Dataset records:

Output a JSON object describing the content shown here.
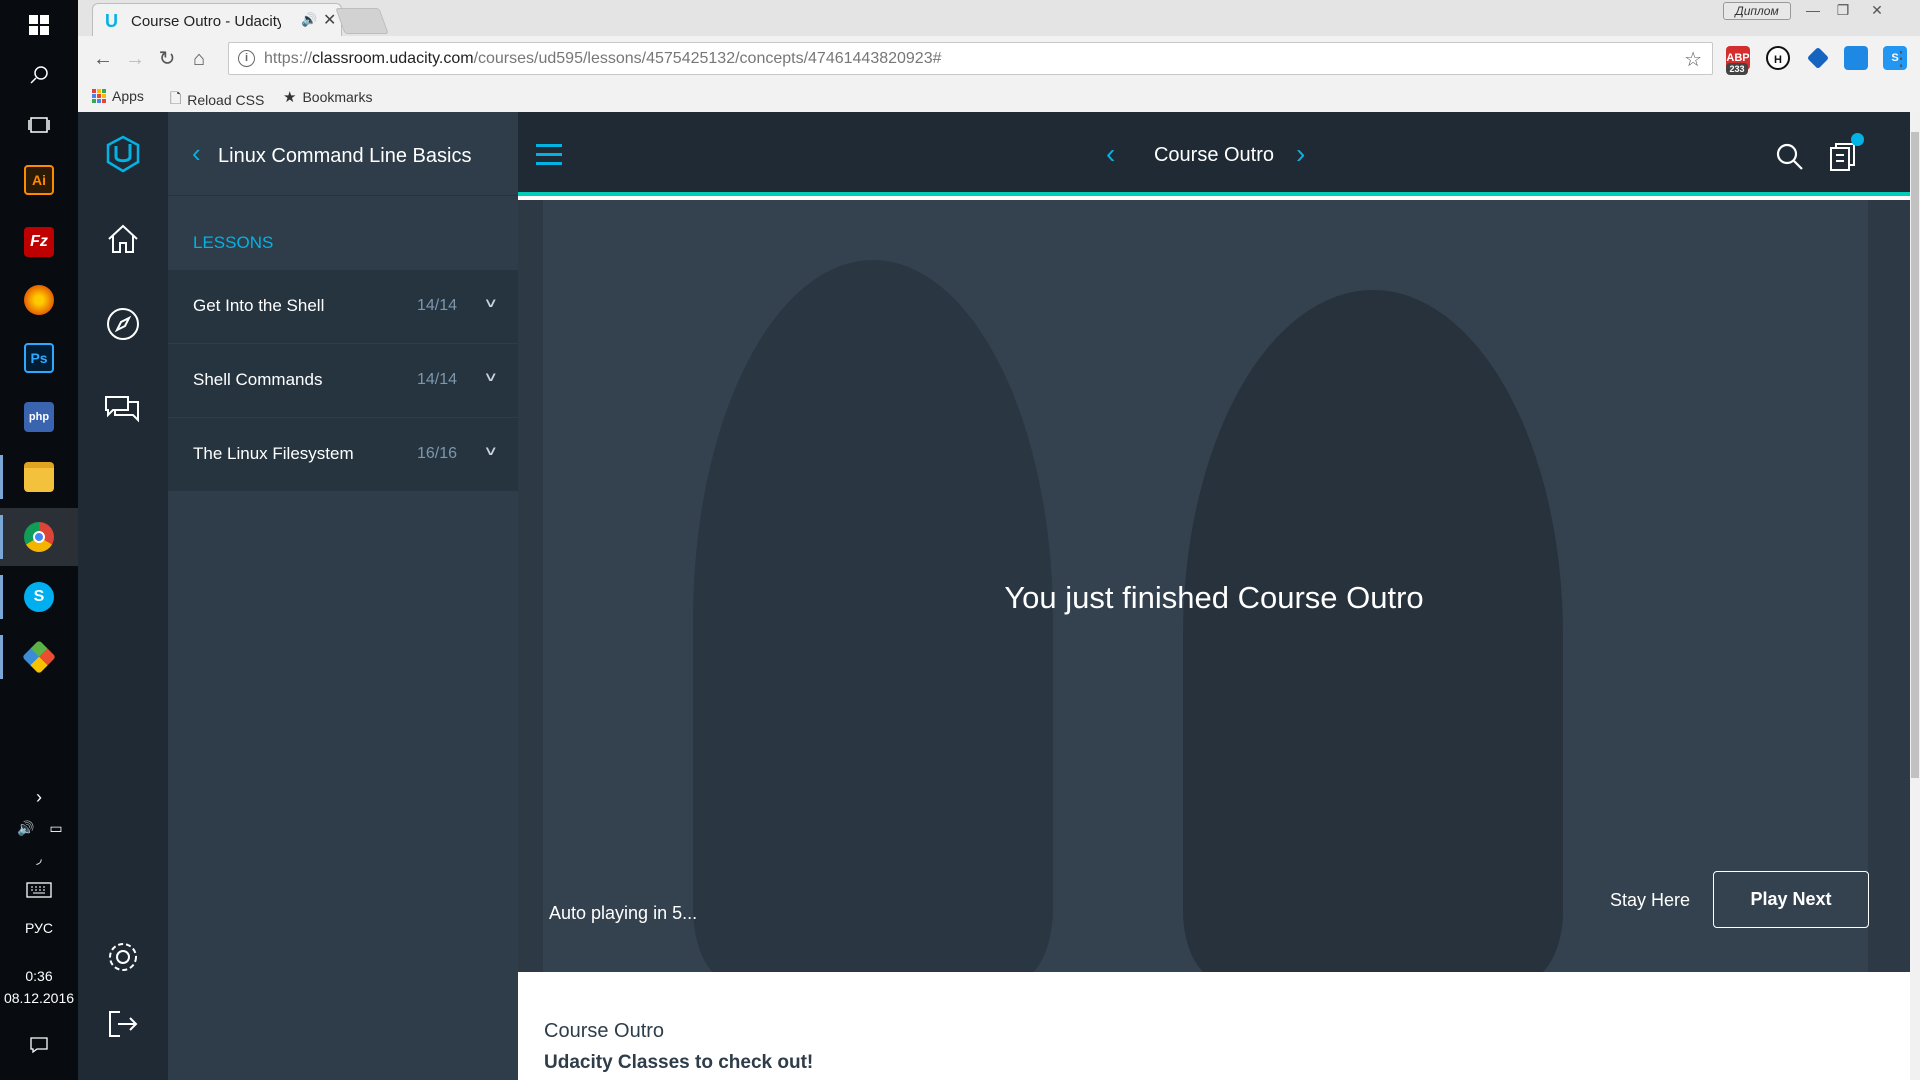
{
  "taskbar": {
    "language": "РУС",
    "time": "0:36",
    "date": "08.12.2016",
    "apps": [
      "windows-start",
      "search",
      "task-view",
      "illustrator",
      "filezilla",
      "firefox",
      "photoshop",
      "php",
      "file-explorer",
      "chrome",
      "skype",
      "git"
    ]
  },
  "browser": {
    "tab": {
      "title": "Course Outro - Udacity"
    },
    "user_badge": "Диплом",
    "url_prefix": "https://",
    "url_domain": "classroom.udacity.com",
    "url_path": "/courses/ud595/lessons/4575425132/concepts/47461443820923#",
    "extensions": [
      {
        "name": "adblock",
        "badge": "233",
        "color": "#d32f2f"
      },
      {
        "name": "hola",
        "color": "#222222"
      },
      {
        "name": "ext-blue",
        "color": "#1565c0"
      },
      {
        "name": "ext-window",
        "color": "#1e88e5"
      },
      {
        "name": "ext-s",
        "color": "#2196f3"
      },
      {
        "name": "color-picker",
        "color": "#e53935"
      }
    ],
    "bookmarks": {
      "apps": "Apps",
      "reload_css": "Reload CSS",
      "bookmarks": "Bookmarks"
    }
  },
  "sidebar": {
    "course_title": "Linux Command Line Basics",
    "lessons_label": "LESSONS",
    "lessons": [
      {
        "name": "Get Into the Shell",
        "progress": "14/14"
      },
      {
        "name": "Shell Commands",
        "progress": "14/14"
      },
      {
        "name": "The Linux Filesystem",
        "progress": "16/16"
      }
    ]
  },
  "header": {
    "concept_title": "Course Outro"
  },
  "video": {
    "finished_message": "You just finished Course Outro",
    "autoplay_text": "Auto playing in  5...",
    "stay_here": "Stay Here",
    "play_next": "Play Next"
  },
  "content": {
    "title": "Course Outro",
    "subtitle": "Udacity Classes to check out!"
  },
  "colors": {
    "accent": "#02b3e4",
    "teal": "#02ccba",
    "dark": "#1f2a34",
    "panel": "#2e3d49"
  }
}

YOUR OBJECTIVE>
Repeat each entry exactly as given; no pictures belong in the copy.

PROBLEM SOLUTION>
Output a JSON object describing the content shown here.
{
  "taskbar": {
    "language": "РУС",
    "time": "0:36",
    "date": "08.12.2016",
    "apps": [
      "windows-start",
      "search",
      "task-view",
      "illustrator",
      "filezilla",
      "firefox",
      "photoshop",
      "php",
      "file-explorer",
      "chrome",
      "skype",
      "git"
    ]
  },
  "browser": {
    "tab": {
      "title": "Course Outro - Udacity"
    },
    "user_badge": "Диплом",
    "url_prefix": "https://",
    "url_domain": "classroom.udacity.com",
    "url_path": "/courses/ud595/lessons/4575425132/concepts/47461443820923#",
    "extensions": [
      {
        "name": "adblock",
        "badge": "233",
        "color": "#d32f2f"
      },
      {
        "name": "hola",
        "color": "#222222"
      },
      {
        "name": "ext-blue",
        "color": "#1565c0"
      },
      {
        "name": "ext-window",
        "color": "#1e88e5"
      },
      {
        "name": "ext-s",
        "color": "#2196f3"
      },
      {
        "name": "color-picker",
        "color": "#e53935"
      }
    ],
    "bookmarks": {
      "apps": "Apps",
      "reload_css": "Reload CSS",
      "bookmarks": "Bookmarks"
    }
  },
  "sidebar": {
    "course_title": "Linux Command Line Basics",
    "lessons_label": "LESSONS",
    "lessons": [
      {
        "name": "Get Into the Shell",
        "progress": "14/14"
      },
      {
        "name": "Shell Commands",
        "progress": "14/14"
      },
      {
        "name": "The Linux Filesystem",
        "progress": "16/16"
      }
    ]
  },
  "header": {
    "concept_title": "Course Outro"
  },
  "video": {
    "finished_message": "You just finished Course Outro",
    "autoplay_text": "Auto playing in  5...",
    "stay_here": "Stay Here",
    "play_next": "Play Next"
  },
  "content": {
    "title": "Course Outro",
    "subtitle": "Udacity Classes to check out!"
  },
  "colors": {
    "accent": "#02b3e4",
    "teal": "#02ccba",
    "dark": "#1f2a34",
    "panel": "#2e3d49"
  }
}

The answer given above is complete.